● Exercise task
Transcribe the records below exactly, leaving out any pictures.

● Exercise materials
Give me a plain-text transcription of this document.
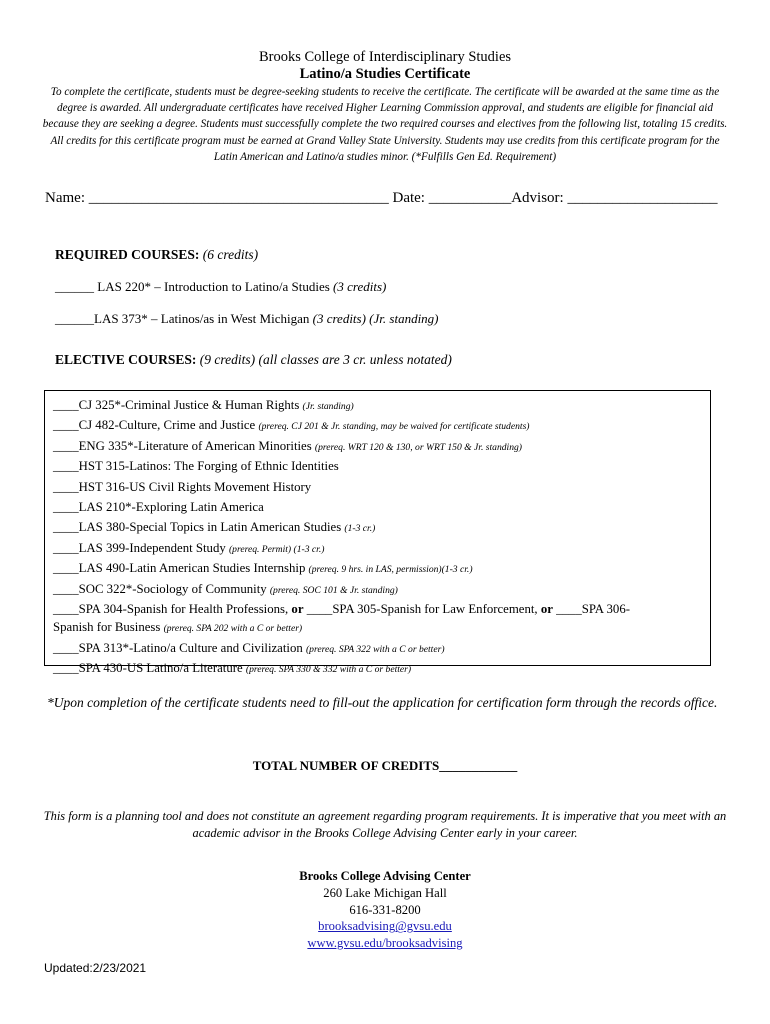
Brooks College of Interdisciplinary Studies
Latino/a Studies Certificate
To complete the certificate, students must be degree-seeking students to receive the certificate. The certificate will be awarded at the same time as the degree is awarded. All undergraduate certificates have received Higher Learning Commission approval, and students are eligible for financial aid because they are seeking a degree. Students must successfully complete the two required courses and electives from the following list, totaling 15 credits. All credits for this certificate program must be earned at Grand Valley State University. Students may use credits from this certificate program for the Latin American and Latino/a studies minor. (*Fulfills Gen Ed. Requirement)
Name: ________________________________________ Date: ___________Advisor: ____________________
REQUIRED COURSES: (6 credits)
______ LAS 220* – Introduction to Latino/a Studies (3 credits)
______LAS 373* – Latinos/as in West Michigan (3 credits) (Jr. standing)
ELECTIVE COURSES: (9 credits) (all classes are 3 cr. unless notated)
____CJ 325*-Criminal Justice & Human Rights (Jr. standing)
____CJ 482-Culture, Crime and Justice (prereq. CJ 201 & Jr. standing, may be waived for certificate students)
____ENG 335*-Literature of American Minorities (prereq. WRT 120 & 130, or WRT 150 & Jr. standing)
____HST 315-Latinos: The Forging of Ethnic Identities
____HST 316-US Civil Rights Movement History
____LAS 210*-Exploring Latin America
____LAS 380-Special Topics in Latin American Studies (1-3 cr.)
____LAS 399-Independent Study (prereq. Permit) (1-3 cr.)
____LAS 490-Latin American Studies Internship (prereq. 9 hrs. in LAS, permission)(1-3 cr.)
____SOC 322*-Sociology of Community (prereq. SOC 101 & Jr. standing)
____SPA 304-Spanish for Health Professions, or ____SPA 305-Spanish for Law Enforcement, or ____SPA 306-
Spanish for Business (prereq. SPA 202 with a C or better)
____SPA 313*-Latino/a Culture and Civilization (prereq. SPA 322 with a C or better)
____SPA 430-US Latino/a Literature (prereq. SPA 330 & 332 with a C or better)
*Upon completion of the certificate students need to fill-out the application for certification form through the records office.
TOTAL NUMBER OF CREDITS____________
This form is a planning tool and does not constitute an agreement regarding program requirements. It is imperative that you meet with an academic advisor in the Brooks College Advising Center early in your career.
Brooks College Advising Center
260 Lake Michigan Hall
616-331-8200
brooksadvising@gvsu.edu
www.gvsu.edu/brooksadvising
Updated:2/23/2021
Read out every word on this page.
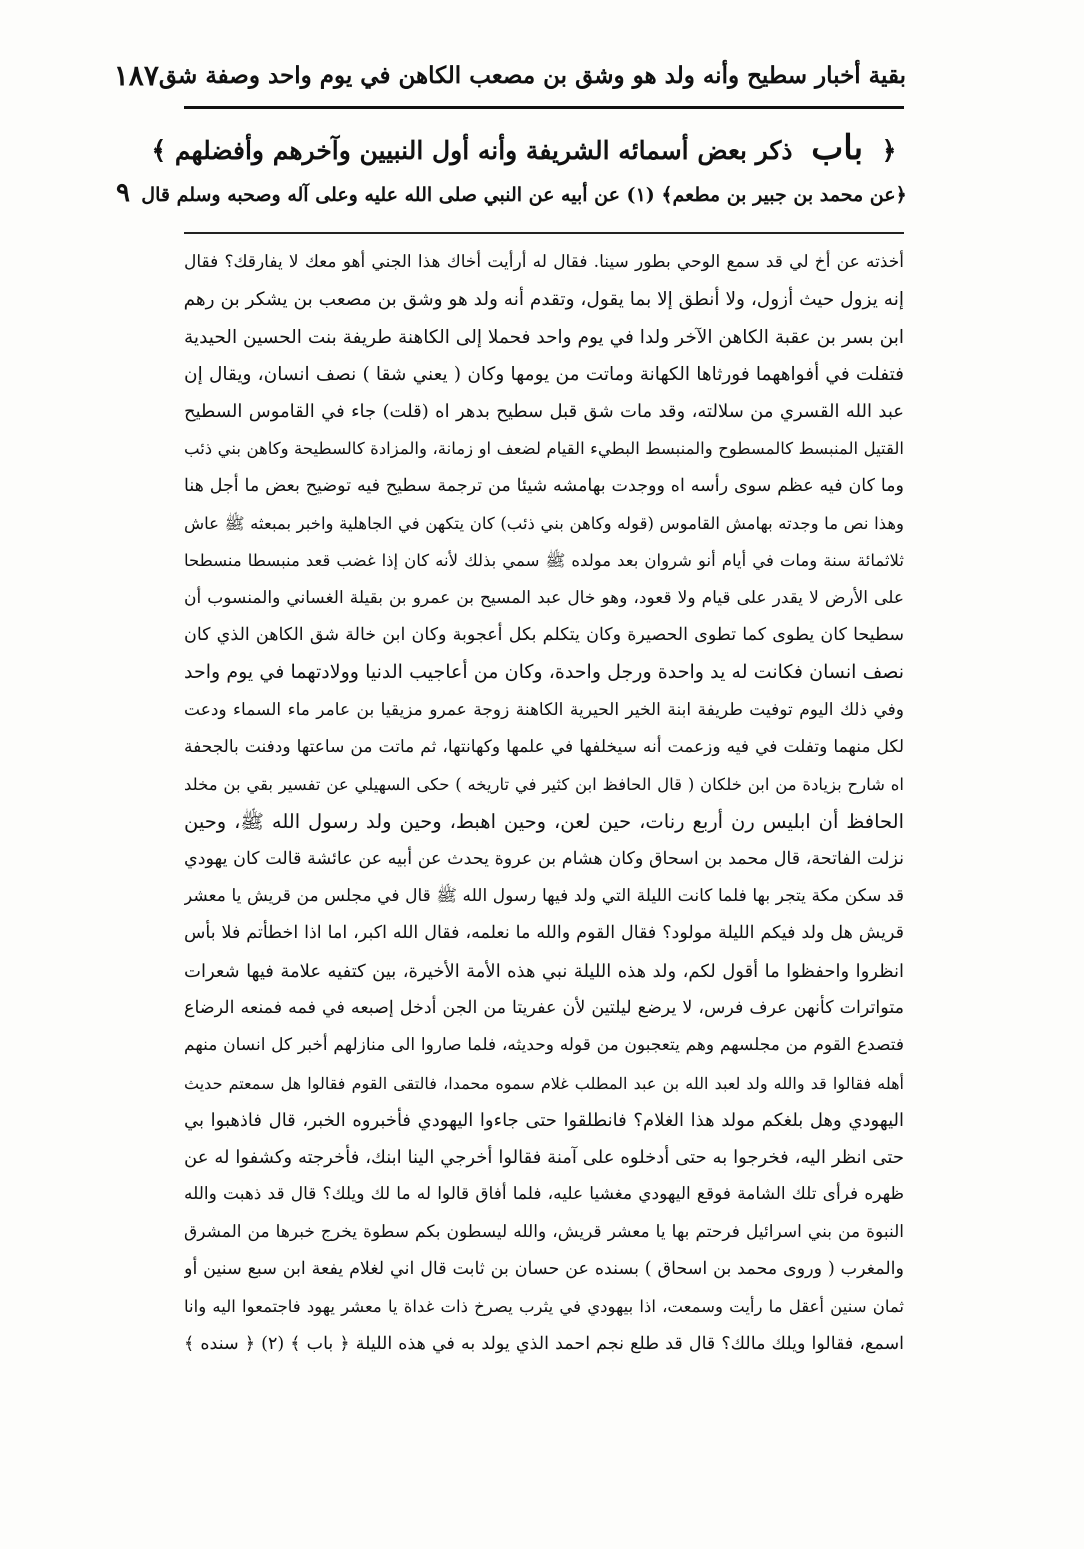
بقية أخبار سطيح وأنه ولد هو وشق بن مصعب الكاهن في يوم واحد وصفة شق
١٨٧
﴿ باب ذكر بعض أسمائه الشريفة وأنه أول النبيين وآخرهم وأفضلهم ﴾
﴿عن محمد بن جبير بن مطعم﴾ (١) عن أبيه عن النبي صلى الله عليه وعلى آله وصحبه وسلم قال
٩
أخذته عن أخ لي قد سمع الوحي بطور سينا. فقال له أرأيت أخاك هذا الجني أهو معك لا يفارقك؟ فقال
إنه يزول حيث أزول، ولا أنطق إلا بما يقول، وتقدم أنه ولد هو وشق بن مصعب بن يشكر بن رهم
ابن بسر بن عقبة الكاهن الآخر ولدا في يوم واحد فحملا إلى الكاهنة طريفة بنت الحسين الحيدية
فتفلت في أفواههما فورثاها الكهانة وماتت من يومها وكان ( يعني شقا ) نصف انسان، ويقال إن
عبد الله القسري من سلالته، وقد مات شق قبل سطيح بدهر اه (قلت) جاء في القاموس السطيح
القتيل المنبسط كالمسطوح والمنبسط البطيء القيام لضعف او زمانة، والمزادة كالسطيحة وكاهن بني ذئب
وما كان فيه عظم سوى رأسه اه ووجدت بهامشه شيئا من ترجمة سطيح فيه توضيح بعض ما أجل هنا
وهذا نص ما وجدته بهامش القاموس (قوله وكاهن بني ذئب) كان يتكهن في الجاهلية واخبر بمبعثه ﷺ عاش
ثلاثمائة سنة ومات في أيام أنو شروان بعد مولده ﷺ سمي بذلك لأنه كان إذا غضب قعد منبسطا منسطحا
على الأرض لا يقدر على قيام ولا قعود، وهو خال عبد المسيح بن عمرو بن بقيلة الغساني والمنسوب أن
سطيحا كان يطوى كما تطوى الحصيرة وكان يتكلم بكل أعجوبة وكان ابن خالة شق الكاهن الذي كان
نصف انسان فكانت له يد واحدة ورجل واحدة، وكان من أعاجيب الدنيا وولادتهما في يوم واحد
وفي ذلك اليوم توفيت طريفة ابنة الخير الحيرية الكاهنة زوجة عمرو مزيقيا بن عامر ماء السماء ودعت
لكل منهما وتفلت في فيه وزعمت أنه سيخلفها في علمها وكهانتها، ثم ماتت من ساعتها ودفنت بالجحفة
اه شارح بزيادة من ابن خلكان ( قال الحافظ ابن كثير في تاريخه ) حكى السهيلي عن تفسير بقي بن مخلد
الحافظ أن ابليس رن أربع رنات، حين لعن، وحين اهبط، وحين ولد رسول الله ﷺ، وحين
نزلت الفاتحة، قال محمد بن اسحاق وكان هشام بن عروة يحدث عن أبيه عن عائشة قالت كان يهودي
قد سكن مكة يتجر بها فلما كانت الليلة التي ولد فيها رسول الله ﷺ قال في مجلس من قريش يا معشر
قريش هل ولد فيكم الليلة مولود؟ فقال القوم والله ما نعلمه، فقال الله اكبر، اما اذا اخطأتم فلا بأس
انظروا واحفظوا ما أقول لكم، ولد هذه الليلة نبي هذه الأمة الأخيرة، بين كتفيه علامة فيها شعرات
متواترات كأنهن عرف فرس، لا يرضع ليلتين لأن عفريتا من الجن أدخل إصبعه في فمه فمنعه الرضاع
فتصدع القوم من مجلسهم وهم يتعجبون من قوله وحديثه، فلما صاروا الى منازلهم أخبر كل انسان منهم
أهله فقالوا قد والله ولد لعبد الله بن عبد المطلب غلام سموه محمدا، فالتقى القوم فقالوا هل سمعتم حديث
اليهودي وهل بلغكم مولد هذا الغلام؟ فانطلقوا حتى جاءوا اليهودي فأخبروه الخبر، قال فاذهبوا بي
حتى انظر اليه، فخرجوا به حتى أدخلوه على آمنة فقالوا أخرجي الينا ابنك، فأخرجته وكشفوا له عن
ظهره فرأى تلك الشامة فوقع اليهودي مغشيا عليه، فلما أفاق قالوا له ما لك ويلك؟ قال قد ذهبت والله
النبوة من بني اسرائيل فرحتم بها يا معشر قريش، والله ليسطون بكم سطوة يخرج خبرها من المشرق
والمغرب ( وروى محمد بن اسحاق ) بسنده عن حسان بن ثابت قال اني لغلام يفعة ابن سبع سنين أو
ثمان سنين أعقل ما رأيت وسمعت، اذا بيهودي في يثرب يصرخ ذات غداة يا معشر يهود فاجتمعوا اليه وانا
اسمع، فقالوا ويلك مالك؟ قال قد طلع نجم احمد الذي يولد به في هذه الليلة ﴿ باب ﴾ (٢) ﴿ سنده ﴾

● Complete output
Give me a plain-text transcription of this document.
Brooks College of Interdisciplinary Studies
Latino/a Studies Certificate
To complete the certificate, students must be degree-seeking students to receive the certificate. The certificate will be awarded at the same time as the degree is awarded. All undergraduate certificates have received Higher Learning Commission approval, and students are eligible for financial aid because they are seeking a degree. Students must successfully complete the two required courses and electives from the following list, totaling 15 credits. All credits for this certificate program must be earned at Grand Valley State University. Students may use credits from this certificate program for the Latin American and Latino/a studies minor. (*Fulfills Gen Ed. Requirement)
Name: ________________________________________ Date: ___________Advisor: ____________________
REQUIRED COURSES: (6 credits)
______ LAS 220* – Introduction to Latino/a Studies (3 credits)
______LAS 373* – Latinos/as in West Michigan (3 credits) (Jr. standing)
ELECTIVE COURSES: (9 credits) (all classes are 3 cr. unless notated)
____CJ 325*-Criminal Justice & Human Rights (Jr. standing)
____CJ 482-Culture, Crime and Justice (prereq. CJ 201 & Jr. standing, may be waived for certificate students)
____ENG 335*-Literature of American Minorities (prereq. WRT 120 & 130, or WRT 150 & Jr. standing)
____HST 315-Latinos: The Forging of Ethnic Identities
____HST 316-US Civil Rights Movement History
____LAS 210*-Exploring Latin America
____LAS 380-Special Topics in Latin American Studies (1-3 cr.)
____LAS 399-Independent Study (prereq. Permit) (1-3 cr.)
____LAS 490-Latin American Studies Internship (prereq. 9 hrs. in LAS, permission)(1-3 cr.)
____SOC 322*-Sociology of Community (prereq. SOC 101 & Jr. standing)
____SPA 304-Spanish for Health Professions, or ____SPA 305-Spanish for Law Enforcement, or ____SPA 306-
Spanish for Business (prereq. SPA 202 with a C or better)
____SPA 313*-Latino/a Culture and Civilization (prereq. SPA 322 with a C or better)
____SPA 430-US Latino/a Literature (prereq. SPA 330 & 332 with a C or better)
*Upon completion of the certificate students need to fill-out the application for certification form through the records office.
TOTAL NUMBER OF CREDITS____________
This form is a planning tool and does not constitute an agreement regarding program requirements. It is imperative that you meet with an academic advisor in the Brooks College Advising Center early in your career.
Brooks College Advising Center
260 Lake Michigan Hall
616-331-8200
brooksadvising@gvsu.edu
www.gvsu.edu/brooksadvising
Updated:2/23/2021
Read out every word on this page.
بقية أخبار سطيح وأنه ولد هو وشق بن مصعب الكاهن في يوم واحد وصفة شق
١٨٧
﴿ باب ذكر بعض أسمائه الشريفة وأنه أول النبيين وآخرهم وأفضلهم ﴾
﴿عن محمد بن جبير بن مطعم﴾ (١) عن أبيه عن النبي صلى الله عليه وعلى آله وصحبه وسلم قال
٩
أخذته عن أخ لي قد سمع الوحي بطور سينا. فقال له أرأيت أخاك هذا الجني أهو معك لا يفارقك؟ فقال
إنه يزول حيث أزول، ولا أنطق إلا بما يقول، وتقدم أنه ولد هو وشق بن مصعب بن يشكر بن رهم
ابن بسر بن عقبة الكاهن الآخر ولدا في يوم واحد فحملا إلى الكاهنة طريفة بنت الحسين الحيدية
فتفلت في أفواههما فورثاها الكهانة وماتت من يومها وكان ( يعني شقا ) نصف انسان، ويقال إن
عبد الله القسري من سلالته، وقد مات شق قبل سطيح بدهر اه (قلت) جاء في القاموس السطيح
القتيل المنبسط كالمسطوح والمنبسط البطيء القيام لضعف او زمانة، والمزادة كالسطيحة وكاهن بني ذئب
وما كان فيه عظم سوى رأسه اه ووجدت بهامشه شيئا من ترجمة سطيح فيه توضيح بعض ما أجل هنا
وهذا نص ما وجدته بهامش القاموس (قوله وكاهن بني ذئب) كان يتكهن في الجاهلية واخبر بمبعثه ﷺ عاش
ثلاثمائة سنة ومات في أيام أنو شروان بعد مولده ﷺ سمي بذلك لأنه كان إذا غضب قعد منبسطا منسطحا
على الأرض لا يقدر على قيام ولا قعود، وهو خال عبد المسيح بن عمرو بن بقيلة الغساني والمنسوب أن
سطيحا كان يطوى كما تطوى الحصيرة وكان يتكلم بكل أعجوبة وكان ابن خالة شق الكاهن الذي كان
نصف انسان فكانت له يد واحدة ورجل واحدة، وكان من أعاجيب الدنيا وولادتهما في يوم واحد
وفي ذلك اليوم توفيت طريفة ابنة الخير الحيرية الكاهنة زوجة عمرو مزيقيا بن عامر ماء السماء ودعت
لكل منهما وتفلت في فيه وزعمت أنه سيخلفها في علمها وكهانتها، ثم ماتت من ساعتها ودفنت بالجحفة
اه شارح بزيادة من ابن خلكان ( قال الحافظ ابن كثير في تاريخه ) حكى السهيلي عن تفسير بقي بن مخلد
الحافظ أن ابليس رن أربع رنات، حين لعن، وحين اهبط، وحين ولد رسول الله ﷺ، وحين
نزلت الفاتحة، قال محمد بن اسحاق وكان هشام بن عروة يحدث عن أبيه عن عائشة قالت كان يهودي
قد سكن مكة يتجر بها فلما كانت الليلة التي ولد فيها رسول الله ﷺ قال في مجلس من قريش يا معشر
قريش هل ولد فيكم الليلة مولود؟ فقال القوم والله ما نعلمه، فقال الله اكبر، اما اذا اخطأتم فلا بأس
انظروا واحفظوا ما أقول لكم، ولد هذه الليلة نبي هذه الأمة الأخيرة، بين كتفيه علامة فيها شعرات
متواترات كأنهن عرف فرس، لا يرضع ليلتين لأن عفريتا من الجن أدخل إصبعه في فمه فمنعه الرضاع
فتصدع القوم من مجلسهم وهم يتعجبون من قوله وحديثه، فلما صاروا الى منازلهم أخبر كل انسان منهم
أهله فقالوا قد والله ولد لعبد الله بن عبد المطلب غلام سموه محمدا، فالتقى القوم فقالوا هل سمعتم حديث
اليهودي وهل بلغكم مولد هذا الغلام؟ فانطلقوا حتى جاءوا اليهودي فأخبروه الخبر، قال فاذهبوا بي
حتى انظر اليه، فخرجوا به حتى أدخلوه على آمنة فقالوا أخرجي الينا ابنك، فأخرجته وكشفوا له عن
ظهره فرأى تلك الشامة فوقع اليهودي مغشيا عليه، فلما أفاق قالوا له ما لك ويلك؟ قال قد ذهبت والله
النبوة من بني اسرائيل فرحتم بها يا معشر قريش، والله ليسطون بكم سطوة يخرج خبرها من المشرق
والمغرب ( وروى محمد بن اسحاق ) بسنده عن حسان بن ثابت قال اني لغلام يفعة ابن سبع سنين أو
ثمان سنين أعقل ما رأيت وسمعت، اذا بيهودي في يثرب يصرخ ذات غداة يا معشر يهود فاجتمعوا اليه وانا
اسمع، فقالوا ويلك مالك؟ قال قد طلع نجم احمد الذي يولد به في هذه الليلة ﴿ باب ﴾ (٢) ﴿ سنده ﴾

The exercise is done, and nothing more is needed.